[BEGIN SOURCE RECORDS]

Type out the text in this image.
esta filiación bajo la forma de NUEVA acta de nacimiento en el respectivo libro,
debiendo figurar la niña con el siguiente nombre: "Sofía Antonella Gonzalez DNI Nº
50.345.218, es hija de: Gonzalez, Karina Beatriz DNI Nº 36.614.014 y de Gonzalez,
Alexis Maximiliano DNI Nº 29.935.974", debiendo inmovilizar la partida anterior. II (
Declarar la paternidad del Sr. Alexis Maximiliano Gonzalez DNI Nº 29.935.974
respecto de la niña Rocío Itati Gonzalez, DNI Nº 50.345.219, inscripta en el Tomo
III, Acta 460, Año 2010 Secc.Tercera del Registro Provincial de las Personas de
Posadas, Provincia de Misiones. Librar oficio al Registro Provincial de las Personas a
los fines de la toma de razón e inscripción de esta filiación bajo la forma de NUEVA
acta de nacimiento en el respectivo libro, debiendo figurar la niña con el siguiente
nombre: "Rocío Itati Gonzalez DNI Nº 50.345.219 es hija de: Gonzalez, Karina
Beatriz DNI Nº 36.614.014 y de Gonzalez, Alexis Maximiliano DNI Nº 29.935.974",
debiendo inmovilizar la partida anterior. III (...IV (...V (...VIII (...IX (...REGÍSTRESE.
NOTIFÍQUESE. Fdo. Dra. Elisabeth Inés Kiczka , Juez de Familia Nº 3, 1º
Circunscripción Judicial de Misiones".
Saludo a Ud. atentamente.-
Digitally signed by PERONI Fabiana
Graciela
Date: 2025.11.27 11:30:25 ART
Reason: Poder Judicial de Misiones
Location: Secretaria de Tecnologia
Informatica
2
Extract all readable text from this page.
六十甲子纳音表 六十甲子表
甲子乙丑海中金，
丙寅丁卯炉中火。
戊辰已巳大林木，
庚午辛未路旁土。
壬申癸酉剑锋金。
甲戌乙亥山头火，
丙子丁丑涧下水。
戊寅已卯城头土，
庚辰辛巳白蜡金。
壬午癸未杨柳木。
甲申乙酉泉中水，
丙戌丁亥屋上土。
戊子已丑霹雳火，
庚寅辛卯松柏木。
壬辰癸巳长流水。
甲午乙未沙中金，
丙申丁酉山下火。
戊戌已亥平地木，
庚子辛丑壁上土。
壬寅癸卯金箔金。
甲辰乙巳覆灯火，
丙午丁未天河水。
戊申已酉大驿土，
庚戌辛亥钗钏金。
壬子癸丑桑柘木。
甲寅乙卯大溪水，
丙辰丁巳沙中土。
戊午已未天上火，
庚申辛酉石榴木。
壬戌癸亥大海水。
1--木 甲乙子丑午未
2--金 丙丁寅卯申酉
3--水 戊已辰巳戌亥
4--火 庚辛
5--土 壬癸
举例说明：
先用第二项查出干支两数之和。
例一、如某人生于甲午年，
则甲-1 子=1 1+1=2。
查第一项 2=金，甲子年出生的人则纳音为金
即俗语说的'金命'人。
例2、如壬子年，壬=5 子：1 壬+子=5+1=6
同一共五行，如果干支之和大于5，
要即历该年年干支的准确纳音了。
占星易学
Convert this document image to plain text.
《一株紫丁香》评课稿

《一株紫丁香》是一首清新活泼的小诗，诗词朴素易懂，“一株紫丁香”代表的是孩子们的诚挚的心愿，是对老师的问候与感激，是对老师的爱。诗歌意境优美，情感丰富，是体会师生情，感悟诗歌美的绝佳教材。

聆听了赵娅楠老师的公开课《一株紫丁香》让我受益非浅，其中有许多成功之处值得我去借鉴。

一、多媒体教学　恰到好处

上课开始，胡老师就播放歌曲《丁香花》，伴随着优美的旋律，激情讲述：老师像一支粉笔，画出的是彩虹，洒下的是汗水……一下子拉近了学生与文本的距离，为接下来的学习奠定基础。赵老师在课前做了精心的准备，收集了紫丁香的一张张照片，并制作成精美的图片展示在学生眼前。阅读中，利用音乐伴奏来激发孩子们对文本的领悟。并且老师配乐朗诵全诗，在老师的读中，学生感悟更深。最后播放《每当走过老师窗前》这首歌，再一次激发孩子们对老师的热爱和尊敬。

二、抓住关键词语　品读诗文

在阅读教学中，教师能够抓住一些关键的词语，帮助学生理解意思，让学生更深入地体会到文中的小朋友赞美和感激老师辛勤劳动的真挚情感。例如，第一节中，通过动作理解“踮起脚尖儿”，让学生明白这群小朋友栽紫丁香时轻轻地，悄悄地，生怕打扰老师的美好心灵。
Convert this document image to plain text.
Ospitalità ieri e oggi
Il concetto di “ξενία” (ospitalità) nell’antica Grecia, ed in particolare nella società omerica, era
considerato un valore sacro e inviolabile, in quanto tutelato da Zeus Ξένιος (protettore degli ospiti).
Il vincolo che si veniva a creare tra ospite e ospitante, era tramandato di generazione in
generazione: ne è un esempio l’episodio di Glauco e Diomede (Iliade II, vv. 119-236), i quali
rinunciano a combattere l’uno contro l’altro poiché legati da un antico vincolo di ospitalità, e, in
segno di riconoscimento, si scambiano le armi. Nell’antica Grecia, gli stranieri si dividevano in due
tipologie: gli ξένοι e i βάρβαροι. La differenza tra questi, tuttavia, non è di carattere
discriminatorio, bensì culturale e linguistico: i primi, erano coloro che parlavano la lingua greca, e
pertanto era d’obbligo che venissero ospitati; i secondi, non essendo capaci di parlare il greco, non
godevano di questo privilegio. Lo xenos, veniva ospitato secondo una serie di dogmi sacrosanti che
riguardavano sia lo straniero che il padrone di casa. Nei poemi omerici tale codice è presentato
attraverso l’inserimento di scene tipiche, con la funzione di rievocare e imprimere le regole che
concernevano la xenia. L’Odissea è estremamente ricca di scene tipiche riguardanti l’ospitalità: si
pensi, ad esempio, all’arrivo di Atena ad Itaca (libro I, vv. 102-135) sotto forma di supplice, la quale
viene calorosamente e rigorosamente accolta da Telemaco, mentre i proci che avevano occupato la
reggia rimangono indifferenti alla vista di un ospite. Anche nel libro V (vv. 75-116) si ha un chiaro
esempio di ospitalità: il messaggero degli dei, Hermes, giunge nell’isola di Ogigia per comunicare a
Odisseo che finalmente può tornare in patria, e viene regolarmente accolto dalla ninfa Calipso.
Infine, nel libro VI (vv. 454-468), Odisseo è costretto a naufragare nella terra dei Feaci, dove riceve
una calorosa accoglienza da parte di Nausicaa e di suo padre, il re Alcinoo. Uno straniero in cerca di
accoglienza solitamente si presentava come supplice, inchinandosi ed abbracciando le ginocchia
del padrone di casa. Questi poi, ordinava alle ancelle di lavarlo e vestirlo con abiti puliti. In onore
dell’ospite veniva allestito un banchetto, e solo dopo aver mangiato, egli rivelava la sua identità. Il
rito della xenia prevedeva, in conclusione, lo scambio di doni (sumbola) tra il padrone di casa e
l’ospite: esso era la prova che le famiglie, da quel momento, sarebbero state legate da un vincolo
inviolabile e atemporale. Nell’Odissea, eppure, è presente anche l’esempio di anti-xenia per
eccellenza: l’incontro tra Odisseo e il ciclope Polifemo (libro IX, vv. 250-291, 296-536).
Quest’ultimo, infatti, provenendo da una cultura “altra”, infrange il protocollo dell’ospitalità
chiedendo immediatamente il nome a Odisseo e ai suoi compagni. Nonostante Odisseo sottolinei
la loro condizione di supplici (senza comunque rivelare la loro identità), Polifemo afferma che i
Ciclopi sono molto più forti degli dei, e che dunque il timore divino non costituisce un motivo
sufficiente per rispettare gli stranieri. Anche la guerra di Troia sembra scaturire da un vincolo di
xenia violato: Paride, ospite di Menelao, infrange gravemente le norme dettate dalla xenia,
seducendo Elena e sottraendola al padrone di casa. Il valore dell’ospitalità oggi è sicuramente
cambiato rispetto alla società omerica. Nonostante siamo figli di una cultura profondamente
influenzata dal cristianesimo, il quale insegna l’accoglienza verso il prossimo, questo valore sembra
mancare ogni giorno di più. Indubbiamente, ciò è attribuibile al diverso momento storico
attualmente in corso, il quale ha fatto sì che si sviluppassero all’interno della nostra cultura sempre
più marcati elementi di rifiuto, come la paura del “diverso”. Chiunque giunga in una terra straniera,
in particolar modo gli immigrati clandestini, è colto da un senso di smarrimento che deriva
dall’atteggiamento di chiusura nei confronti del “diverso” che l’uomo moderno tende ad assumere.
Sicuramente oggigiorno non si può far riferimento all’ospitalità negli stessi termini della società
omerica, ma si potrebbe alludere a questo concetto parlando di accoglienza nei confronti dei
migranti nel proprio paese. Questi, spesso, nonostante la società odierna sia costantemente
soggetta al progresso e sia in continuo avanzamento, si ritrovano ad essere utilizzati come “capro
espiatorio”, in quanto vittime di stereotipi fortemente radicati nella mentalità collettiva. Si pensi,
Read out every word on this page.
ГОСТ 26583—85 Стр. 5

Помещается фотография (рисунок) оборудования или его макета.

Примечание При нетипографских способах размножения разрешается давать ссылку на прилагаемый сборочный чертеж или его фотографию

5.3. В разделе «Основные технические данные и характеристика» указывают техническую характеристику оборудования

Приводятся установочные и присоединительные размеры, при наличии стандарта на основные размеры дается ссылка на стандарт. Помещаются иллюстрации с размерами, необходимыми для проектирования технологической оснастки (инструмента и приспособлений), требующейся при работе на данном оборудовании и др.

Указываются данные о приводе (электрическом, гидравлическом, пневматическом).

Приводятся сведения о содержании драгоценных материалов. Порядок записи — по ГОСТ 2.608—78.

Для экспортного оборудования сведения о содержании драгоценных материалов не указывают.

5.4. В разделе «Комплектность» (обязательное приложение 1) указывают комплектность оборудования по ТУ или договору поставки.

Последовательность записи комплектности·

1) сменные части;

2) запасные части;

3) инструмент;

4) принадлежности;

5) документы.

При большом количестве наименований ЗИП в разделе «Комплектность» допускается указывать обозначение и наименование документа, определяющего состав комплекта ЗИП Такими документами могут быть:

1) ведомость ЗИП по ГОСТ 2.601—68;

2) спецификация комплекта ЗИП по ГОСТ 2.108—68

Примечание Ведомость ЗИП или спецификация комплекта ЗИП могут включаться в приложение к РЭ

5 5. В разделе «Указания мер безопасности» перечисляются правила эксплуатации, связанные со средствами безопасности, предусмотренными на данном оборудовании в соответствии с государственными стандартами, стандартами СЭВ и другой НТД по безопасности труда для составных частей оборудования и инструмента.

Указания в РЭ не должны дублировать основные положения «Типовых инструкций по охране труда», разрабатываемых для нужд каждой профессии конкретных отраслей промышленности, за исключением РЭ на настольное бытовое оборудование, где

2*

[END SOURCE RECORDS]

▸ **PROMPT**
Gather each line in the data that holds the string "veniva".

▸ **RESPONSE BELOW**
Il vincolo che si veniva a creare tra ospite e ospitante, era tramandato di generazione in
godevano di questo privilegio. Lo xenos, veniva ospitato secondo una serie di dogmi sacrosanti che
dell’ospite veniva allestito un banchetto, e solo dopo aver mangiato, egli rivelava la sua identità. Il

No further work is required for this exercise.